> CHALLENGE
Repeat every line of the material, character for character.

Stored entries:
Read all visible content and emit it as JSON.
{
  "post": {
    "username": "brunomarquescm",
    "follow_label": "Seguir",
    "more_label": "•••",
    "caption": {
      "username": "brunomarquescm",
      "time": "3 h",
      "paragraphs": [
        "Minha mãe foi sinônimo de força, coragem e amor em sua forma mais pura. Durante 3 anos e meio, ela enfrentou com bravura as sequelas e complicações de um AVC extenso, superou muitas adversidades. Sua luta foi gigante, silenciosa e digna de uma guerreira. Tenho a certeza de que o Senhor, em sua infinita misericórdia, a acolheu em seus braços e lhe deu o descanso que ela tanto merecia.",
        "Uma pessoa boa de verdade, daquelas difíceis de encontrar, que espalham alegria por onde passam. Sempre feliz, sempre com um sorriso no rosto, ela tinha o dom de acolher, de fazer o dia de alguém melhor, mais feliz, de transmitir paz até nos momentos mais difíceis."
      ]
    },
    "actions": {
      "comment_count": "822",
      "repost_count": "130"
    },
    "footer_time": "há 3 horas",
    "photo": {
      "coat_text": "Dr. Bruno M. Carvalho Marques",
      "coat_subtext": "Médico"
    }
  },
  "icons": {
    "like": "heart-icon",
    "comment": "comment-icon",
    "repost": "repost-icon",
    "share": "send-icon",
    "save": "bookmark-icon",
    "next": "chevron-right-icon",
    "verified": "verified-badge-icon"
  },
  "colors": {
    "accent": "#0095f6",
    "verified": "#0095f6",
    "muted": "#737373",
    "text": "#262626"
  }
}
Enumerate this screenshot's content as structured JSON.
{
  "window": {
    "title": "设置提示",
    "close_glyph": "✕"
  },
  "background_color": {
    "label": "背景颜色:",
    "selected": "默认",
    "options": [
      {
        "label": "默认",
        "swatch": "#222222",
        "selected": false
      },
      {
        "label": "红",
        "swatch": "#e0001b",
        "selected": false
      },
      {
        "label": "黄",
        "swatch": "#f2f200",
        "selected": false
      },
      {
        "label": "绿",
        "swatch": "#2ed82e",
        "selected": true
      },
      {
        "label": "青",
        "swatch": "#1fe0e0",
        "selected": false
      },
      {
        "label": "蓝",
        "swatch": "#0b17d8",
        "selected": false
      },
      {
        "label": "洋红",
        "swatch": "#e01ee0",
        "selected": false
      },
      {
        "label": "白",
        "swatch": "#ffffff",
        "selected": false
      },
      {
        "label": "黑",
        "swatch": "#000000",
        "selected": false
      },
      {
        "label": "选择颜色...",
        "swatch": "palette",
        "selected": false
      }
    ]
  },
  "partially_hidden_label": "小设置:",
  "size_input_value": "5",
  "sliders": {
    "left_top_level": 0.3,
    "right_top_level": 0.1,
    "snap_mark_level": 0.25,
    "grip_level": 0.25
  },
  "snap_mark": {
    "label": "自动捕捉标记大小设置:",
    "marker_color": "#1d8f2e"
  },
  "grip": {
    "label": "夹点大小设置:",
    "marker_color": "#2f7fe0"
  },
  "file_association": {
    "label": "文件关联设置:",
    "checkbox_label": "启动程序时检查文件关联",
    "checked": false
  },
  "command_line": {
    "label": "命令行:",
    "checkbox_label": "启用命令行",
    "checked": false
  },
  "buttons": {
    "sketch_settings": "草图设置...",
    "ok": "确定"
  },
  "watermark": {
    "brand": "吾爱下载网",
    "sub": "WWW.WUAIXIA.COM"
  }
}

> SOLUTION BELOW
Read all visible content and emit it as JSON.
{
  "post": {
    "username": "brunomarquescm",
    "follow_label": "Seguir",
    "more_label": "•••",
    "caption": {
      "username": "brunomarquescm",
      "time": "3 h",
      "paragraphs": [
        "Minha mãe foi sinônimo de força, coragem e amor em sua forma mais pura. Durante 3 anos e meio, ela enfrentou com bravura as sequelas e complicações de um AVC extenso, superou muitas adversidades. Sua luta foi gigante, silenciosa e digna de uma guerreira. Tenho a certeza de que o Senhor, em sua infinita misericórdia, a acolheu em seus braços e lhe deu o descanso que ela tanto merecia.",
        "Uma pessoa boa de verdade, daquelas difíceis de encontrar, que espalham alegria por onde passam. Sempre feliz, sempre com um sorriso no rosto, ela tinha o dom de acolher, de fazer o dia de alguém melhor, mais feliz, de transmitir paz até nos momentos mais difíceis."
      ]
    },
    "actions": {
      "comment_count": "822",
      "repost_count": "130"
    },
    "footer_time": "há 3 horas",
    "photo": {
      "coat_text": "Dr. Bruno M. Carvalho Marques",
      "coat_subtext": "Médico"
    }
  },
  "icons": {
    "like": "heart-icon",
    "comment": "comment-icon",
    "repost": "repost-icon",
    "share": "send-icon",
    "save": "bookmark-icon",
    "next": "chevron-right-icon",
    "verified": "verified-badge-icon"
  },
  "colors": {
    "accent": "#0095f6",
    "verified": "#0095f6",
    "muted": "#737373",
    "text": "#262626"
  }
}
Enumerate this screenshot's content as structured JSON.
{
  "window": {
    "title": "设置提示",
    "close_glyph": "✕"
  },
  "background_color": {
    "label": "背景颜色:",
    "selected": "默认",
    "options": [
      {
        "label": "默认",
        "swatch": "#222222",
        "selected": false
      },
      {
        "label": "红",
        "swatch": "#e0001b",
        "selected": false
      },
      {
        "label": "黄",
        "swatch": "#f2f200",
        "selected": false
      },
      {
        "label": "绿",
        "swatch": "#2ed82e",
        "selected": true
      },
      {
        "label": "青",
        "swatch": "#1fe0e0",
        "selected": false
      },
      {
        "label": "蓝",
        "swatch": "#0b17d8",
        "selected": false
      },
      {
        "label": "洋红",
        "swatch": "#e01ee0",
        "selected": false
      },
      {
        "label": "白",
        "swatch": "#ffffff",
        "selected": false
      },
      {
        "label": "黑",
        "swatch": "#000000",
        "selected": false
      },
      {
        "label": "选择颜色...",
        "swatch": "palette",
        "selected": false
      }
    ]
  },
  "partially_hidden_label": "小设置:",
  "size_input_value": "5",
  "sliders": {
    "left_top_level": 0.3,
    "right_top_level": 0.1,
    "snap_mark_level": 0.25,
    "grip_level": 0.25
  },
  "snap_mark": {
    "label": "自动捕捉标记大小设置:",
    "marker_color": "#1d8f2e"
  },
  "grip": {
    "label": "夹点大小设置:",
    "marker_color": "#2f7fe0"
  },
  "file_association": {
    "label": "文件关联设置:",
    "checkbox_label": "启动程序时检查文件关联",
    "checked": false
  },
  "command_line": {
    "label": "命令行:",
    "checkbox_label": "启用命令行",
    "checked": false
  },
  "buttons": {
    "sketch_settings": "草图设置...",
    "ok": "确定"
  },
  "watermark": {
    "brand": "吾爱下载网",
    "sub": "WWW.WUAIXIA.COM"
  }
}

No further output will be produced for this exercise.